Exercise requirements:
Write the material out again, line by line, exactly as it is.

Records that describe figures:
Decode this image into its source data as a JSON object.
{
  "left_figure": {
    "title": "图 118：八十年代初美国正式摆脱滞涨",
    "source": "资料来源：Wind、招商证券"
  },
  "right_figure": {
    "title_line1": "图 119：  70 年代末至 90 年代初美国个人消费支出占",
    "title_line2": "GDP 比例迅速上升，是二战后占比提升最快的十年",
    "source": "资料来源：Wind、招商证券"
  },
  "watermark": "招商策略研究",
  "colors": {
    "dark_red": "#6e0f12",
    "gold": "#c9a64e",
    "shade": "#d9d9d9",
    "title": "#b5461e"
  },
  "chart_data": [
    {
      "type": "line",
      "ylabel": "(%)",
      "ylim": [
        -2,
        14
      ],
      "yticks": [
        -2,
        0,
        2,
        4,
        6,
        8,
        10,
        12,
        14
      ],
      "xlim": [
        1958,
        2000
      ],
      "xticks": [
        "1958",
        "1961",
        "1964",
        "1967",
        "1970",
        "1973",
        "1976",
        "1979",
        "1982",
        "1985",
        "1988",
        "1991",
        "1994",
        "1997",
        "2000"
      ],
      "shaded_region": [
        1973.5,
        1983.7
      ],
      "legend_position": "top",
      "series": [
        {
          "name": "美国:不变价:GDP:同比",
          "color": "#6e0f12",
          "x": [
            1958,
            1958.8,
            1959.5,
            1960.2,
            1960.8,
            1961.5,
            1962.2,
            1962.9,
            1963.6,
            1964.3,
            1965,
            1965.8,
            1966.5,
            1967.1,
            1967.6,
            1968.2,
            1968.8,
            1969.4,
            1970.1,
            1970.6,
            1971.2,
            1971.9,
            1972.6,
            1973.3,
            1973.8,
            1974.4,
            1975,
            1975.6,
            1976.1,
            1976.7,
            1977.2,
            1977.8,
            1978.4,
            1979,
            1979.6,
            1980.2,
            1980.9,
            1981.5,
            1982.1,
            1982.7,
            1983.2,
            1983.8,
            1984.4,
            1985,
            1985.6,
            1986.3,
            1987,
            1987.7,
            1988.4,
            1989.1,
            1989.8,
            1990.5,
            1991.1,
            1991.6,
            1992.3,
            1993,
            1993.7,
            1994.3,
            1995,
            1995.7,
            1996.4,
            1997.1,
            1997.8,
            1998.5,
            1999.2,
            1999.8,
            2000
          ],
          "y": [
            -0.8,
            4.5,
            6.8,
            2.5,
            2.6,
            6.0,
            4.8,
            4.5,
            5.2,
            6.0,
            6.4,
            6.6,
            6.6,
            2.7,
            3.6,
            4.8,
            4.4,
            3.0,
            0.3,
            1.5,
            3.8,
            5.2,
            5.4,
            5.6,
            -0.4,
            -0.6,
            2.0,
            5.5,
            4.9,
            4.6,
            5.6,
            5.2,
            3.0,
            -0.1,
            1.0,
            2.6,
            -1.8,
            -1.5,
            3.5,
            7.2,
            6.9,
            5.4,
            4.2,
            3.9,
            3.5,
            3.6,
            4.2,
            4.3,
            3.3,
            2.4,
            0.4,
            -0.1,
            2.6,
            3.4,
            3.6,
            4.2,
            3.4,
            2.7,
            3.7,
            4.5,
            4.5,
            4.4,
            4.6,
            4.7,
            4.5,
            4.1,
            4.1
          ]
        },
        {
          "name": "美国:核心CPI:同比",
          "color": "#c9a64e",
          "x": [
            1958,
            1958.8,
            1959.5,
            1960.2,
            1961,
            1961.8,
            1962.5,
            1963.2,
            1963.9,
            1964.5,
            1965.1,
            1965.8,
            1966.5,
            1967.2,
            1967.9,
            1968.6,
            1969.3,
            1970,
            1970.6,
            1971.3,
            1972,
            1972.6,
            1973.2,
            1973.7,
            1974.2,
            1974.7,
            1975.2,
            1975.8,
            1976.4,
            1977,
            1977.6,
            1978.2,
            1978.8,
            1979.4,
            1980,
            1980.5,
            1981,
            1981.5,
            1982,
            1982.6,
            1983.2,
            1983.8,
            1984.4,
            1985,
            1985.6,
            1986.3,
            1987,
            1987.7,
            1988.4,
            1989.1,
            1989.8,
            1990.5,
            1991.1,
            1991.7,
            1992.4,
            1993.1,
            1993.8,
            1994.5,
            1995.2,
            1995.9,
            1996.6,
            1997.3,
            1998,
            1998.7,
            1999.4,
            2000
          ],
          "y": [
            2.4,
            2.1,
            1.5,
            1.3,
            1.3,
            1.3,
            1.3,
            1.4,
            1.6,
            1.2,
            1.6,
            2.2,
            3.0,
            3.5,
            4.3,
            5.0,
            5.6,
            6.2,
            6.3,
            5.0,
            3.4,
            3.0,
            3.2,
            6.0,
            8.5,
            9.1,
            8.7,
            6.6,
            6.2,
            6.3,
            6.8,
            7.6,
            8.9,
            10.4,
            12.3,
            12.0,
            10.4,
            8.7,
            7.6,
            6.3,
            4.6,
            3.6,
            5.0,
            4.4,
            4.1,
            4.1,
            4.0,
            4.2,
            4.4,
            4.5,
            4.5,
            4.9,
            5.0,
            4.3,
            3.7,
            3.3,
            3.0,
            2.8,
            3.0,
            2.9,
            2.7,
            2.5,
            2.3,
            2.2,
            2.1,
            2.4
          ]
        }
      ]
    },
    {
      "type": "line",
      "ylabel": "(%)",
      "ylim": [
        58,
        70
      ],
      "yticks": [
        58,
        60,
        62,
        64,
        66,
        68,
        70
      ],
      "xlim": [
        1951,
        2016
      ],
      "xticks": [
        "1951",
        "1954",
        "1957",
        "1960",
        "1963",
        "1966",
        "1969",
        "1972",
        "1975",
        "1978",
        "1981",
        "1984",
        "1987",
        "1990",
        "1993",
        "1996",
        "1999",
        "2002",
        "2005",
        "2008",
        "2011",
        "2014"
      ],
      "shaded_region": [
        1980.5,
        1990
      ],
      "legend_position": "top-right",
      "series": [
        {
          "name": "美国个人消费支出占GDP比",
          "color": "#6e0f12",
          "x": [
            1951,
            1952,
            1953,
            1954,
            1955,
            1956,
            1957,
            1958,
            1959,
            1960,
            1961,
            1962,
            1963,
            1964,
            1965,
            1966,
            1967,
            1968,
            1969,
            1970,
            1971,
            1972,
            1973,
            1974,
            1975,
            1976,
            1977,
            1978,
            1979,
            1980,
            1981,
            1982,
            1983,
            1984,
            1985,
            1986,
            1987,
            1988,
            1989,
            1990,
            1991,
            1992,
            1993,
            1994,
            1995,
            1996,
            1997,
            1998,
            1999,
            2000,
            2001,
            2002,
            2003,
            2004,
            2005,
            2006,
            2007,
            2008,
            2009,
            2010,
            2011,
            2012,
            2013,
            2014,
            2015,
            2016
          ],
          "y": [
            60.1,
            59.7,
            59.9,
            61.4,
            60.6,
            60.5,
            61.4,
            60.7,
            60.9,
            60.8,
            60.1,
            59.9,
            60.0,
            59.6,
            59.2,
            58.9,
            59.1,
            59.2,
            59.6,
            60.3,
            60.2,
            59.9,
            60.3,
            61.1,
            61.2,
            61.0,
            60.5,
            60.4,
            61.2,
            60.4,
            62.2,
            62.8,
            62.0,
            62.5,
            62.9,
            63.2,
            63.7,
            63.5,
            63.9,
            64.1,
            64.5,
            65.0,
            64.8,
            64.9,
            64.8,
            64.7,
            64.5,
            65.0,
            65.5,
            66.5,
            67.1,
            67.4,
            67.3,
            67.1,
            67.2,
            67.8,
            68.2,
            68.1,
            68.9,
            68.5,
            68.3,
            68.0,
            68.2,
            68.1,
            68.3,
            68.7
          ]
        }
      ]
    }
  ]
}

Solved exercise:
Decode this image into its source data as a JSON object.
{
  "left_figure": {
    "title": "图 118：八十年代初美国正式摆脱滞涨",
    "source": "资料来源：Wind、招商证券"
  },
  "right_figure": {
    "title_line1": "图 119：  70 年代末至 90 年代初美国个人消费支出占",
    "title_line2": "GDP 比例迅速上升，是二战后占比提升最快的十年",
    "source": "资料来源：Wind、招商证券"
  },
  "watermark": "招商策略研究",
  "colors": {
    "dark_red": "#6e0f12",
    "gold": "#c9a64e",
    "shade": "#d9d9d9",
    "title": "#b5461e"
  },
  "chart_data": [
    {
      "type": "line",
      "ylabel": "(%)",
      "ylim": [
        -2,
        14
      ],
      "yticks": [
        -2,
        0,
        2,
        4,
        6,
        8,
        10,
        12,
        14
      ],
      "xlim": [
        1958,
        2000
      ],
      "xticks": [
        "1958",
        "1961",
        "1964",
        "1967",
        "1970",
        "1973",
        "1976",
        "1979",
        "1982",
        "1985",
        "1988",
        "1991",
        "1994",
        "1997",
        "2000"
      ],
      "shaded_region": [
        1973.5,
        1983.7
      ],
      "legend_position": "top",
      "series": [
        {
          "name": "美国:不变价:GDP:同比",
          "color": "#6e0f12",
          "x": [
            1958,
            1958.8,
            1959.5,
            1960.2,
            1960.8,
            1961.5,
            1962.2,
            1962.9,
            1963.6,
            1964.3,
            1965,
            1965.8,
            1966.5,
            1967.1,
            1967.6,
            1968.2,
            1968.8,
            1969.4,
            1970.1,
            1970.6,
            1971.2,
            1971.9,
            1972.6,
            1973.3,
            1973.8,
            1974.4,
            1975,
            1975.6,
            1976.1,
            1976.7,
            1977.2,
            1977.8,
            1978.4,
            1979,
            1979.6,
            1980.2,
            1980.9,
            1981.5,
            1982.1,
            1982.7,
            1983.2,
            1983.8,
            1984.4,
            1985,
            1985.6,
            1986.3,
            1987,
            1987.7,
            1988.4,
            1989.1,
            1989.8,
            1990.5,
            1991.1,
            1991.6,
            1992.3,
            1993,
            1993.7,
            1994.3,
            1995,
            1995.7,
            1996.4,
            1997.1,
            1997.8,
            1998.5,
            1999.2,
            1999.8,
            2000
          ],
          "y": [
            -0.8,
            4.5,
            6.8,
            2.5,
            2.6,
            6.0,
            4.8,
            4.5,
            5.2,
            6.0,
            6.4,
            6.6,
            6.6,
            2.7,
            3.6,
            4.8,
            4.4,
            3.0,
            0.3,
            1.5,
            3.8,
            5.2,
            5.4,
            5.6,
            -0.4,
            -0.6,
            2.0,
            5.5,
            4.9,
            4.6,
            5.6,
            5.2,
            3.0,
            -0.1,
            1.0,
            2.6,
            -1.8,
            -1.5,
            3.5,
            7.2,
            6.9,
            5.4,
            4.2,
            3.9,
            3.5,
            3.6,
            4.2,
            4.3,
            3.3,
            2.4,
            0.4,
            -0.1,
            2.6,
            3.4,
            3.6,
            4.2,
            3.4,
            2.7,
            3.7,
            4.5,
            4.5,
            4.4,
            4.6,
            4.7,
            4.5,
            4.1,
            4.1
          ]
        },
        {
          "name": "美国:核心CPI:同比",
          "color": "#c9a64e",
          "x": [
            1958,
            1958.8,
            1959.5,
            1960.2,
            1961,
            1961.8,
            1962.5,
            1963.2,
            1963.9,
            1964.5,
            1965.1,
            1965.8,
            1966.5,
            1967.2,
            1967.9,
            1968.6,
            1969.3,
            1970,
            1970.6,
            1971.3,
            1972,
            1972.6,
            1973.2,
            1973.7,
            1974.2,
            1974.7,
            1975.2,
            1975.8,
            1976.4,
            1977,
            1977.6,
            1978.2,
            1978.8,
            1979.4,
            1980,
            1980.5,
            1981,
            1981.5,
            1982,
            1982.6,
            1983.2,
            1983.8,
            1984.4,
            1985,
            1985.6,
            1986.3,
            1987,
            1987.7,
            1988.4,
            1989.1,
            1989.8,
            1990.5,
            1991.1,
            1991.7,
            1992.4,
            1993.1,
            1993.8,
            1994.5,
            1995.2,
            1995.9,
            1996.6,
            1997.3,
            1998,
            1998.7,
            1999.4,
            2000
          ],
          "y": [
            2.4,
            2.1,
            1.5,
            1.3,
            1.3,
            1.3,
            1.3,
            1.4,
            1.6,
            1.2,
            1.6,
            2.2,
            3.0,
            3.5,
            4.3,
            5.0,
            5.6,
            6.2,
            6.3,
            5.0,
            3.4,
            3.0,
            3.2,
            6.0,
            8.5,
            9.1,
            8.7,
            6.6,
            6.2,
            6.3,
            6.8,
            7.6,
            8.9,
            10.4,
            12.3,
            12.0,
            10.4,
            8.7,
            7.6,
            6.3,
            4.6,
            3.6,
            5.0,
            4.4,
            4.1,
            4.1,
            4.0,
            4.2,
            4.4,
            4.5,
            4.5,
            4.9,
            5.0,
            4.3,
            3.7,
            3.3,
            3.0,
            2.8,
            3.0,
            2.9,
            2.7,
            2.5,
            2.3,
            2.2,
            2.1,
            2.4
          ]
        }
      ]
    },
    {
      "type": "line",
      "ylabel": "(%)",
      "ylim": [
        58,
        70
      ],
      "yticks": [
        58,
        60,
        62,
        64,
        66,
        68,
        70
      ],
      "xlim": [
        1951,
        2016
      ],
      "xticks": [
        "1951",
        "1954",
        "1957",
        "1960",
        "1963",
        "1966",
        "1969",
        "1972",
        "1975",
        "1978",
        "1981",
        "1984",
        "1987",
        "1990",
        "1993",
        "1996",
        "1999",
        "2002",
        "2005",
        "2008",
        "2011",
        "2014"
      ],
      "shaded_region": [
        1980.5,
        1990
      ],
      "legend_position": "top-right",
      "series": [
        {
          "name": "美国个人消费支出占GDP比",
          "color": "#6e0f12",
          "x": [
            1951,
            1952,
            1953,
            1954,
            1955,
            1956,
            1957,
            1958,
            1959,
            1960,
            1961,
            1962,
            1963,
            1964,
            1965,
            1966,
            1967,
            1968,
            1969,
            1970,
            1971,
            1972,
            1973,
            1974,
            1975,
            1976,
            1977,
            1978,
            1979,
            1980,
            1981,
            1982,
            1983,
            1984,
            1985,
            1986,
            1987,
            1988,
            1989,
            1990,
            1991,
            1992,
            1993,
            1994,
            1995,
            1996,
            1997,
            1998,
            1999,
            2000,
            2001,
            2002,
            2003,
            2004,
            2005,
            2006,
            2007,
            2008,
            2009,
            2010,
            2011,
            2012,
            2013,
            2014,
            2015,
            2016
          ],
          "y": [
            60.1,
            59.7,
            59.9,
            61.4,
            60.6,
            60.5,
            61.4,
            60.7,
            60.9,
            60.8,
            60.1,
            59.9,
            60.0,
            59.6,
            59.2,
            58.9,
            59.1,
            59.2,
            59.6,
            60.3,
            60.2,
            59.9,
            60.3,
            61.1,
            61.2,
            61.0,
            60.5,
            60.4,
            61.2,
            60.4,
            62.2,
            62.8,
            62.0,
            62.5,
            62.9,
            63.2,
            63.7,
            63.5,
            63.9,
            64.1,
            64.5,
            65.0,
            64.8,
            64.9,
            64.8,
            64.7,
            64.5,
            65.0,
            65.5,
            66.5,
            67.1,
            67.4,
            67.3,
            67.1,
            67.2,
            67.8,
            68.2,
            68.1,
            68.9,
            68.5,
            68.3,
            68.0,
            68.2,
            68.1,
            68.3,
            68.7
          ]
        }
      ]
    }
  ]
}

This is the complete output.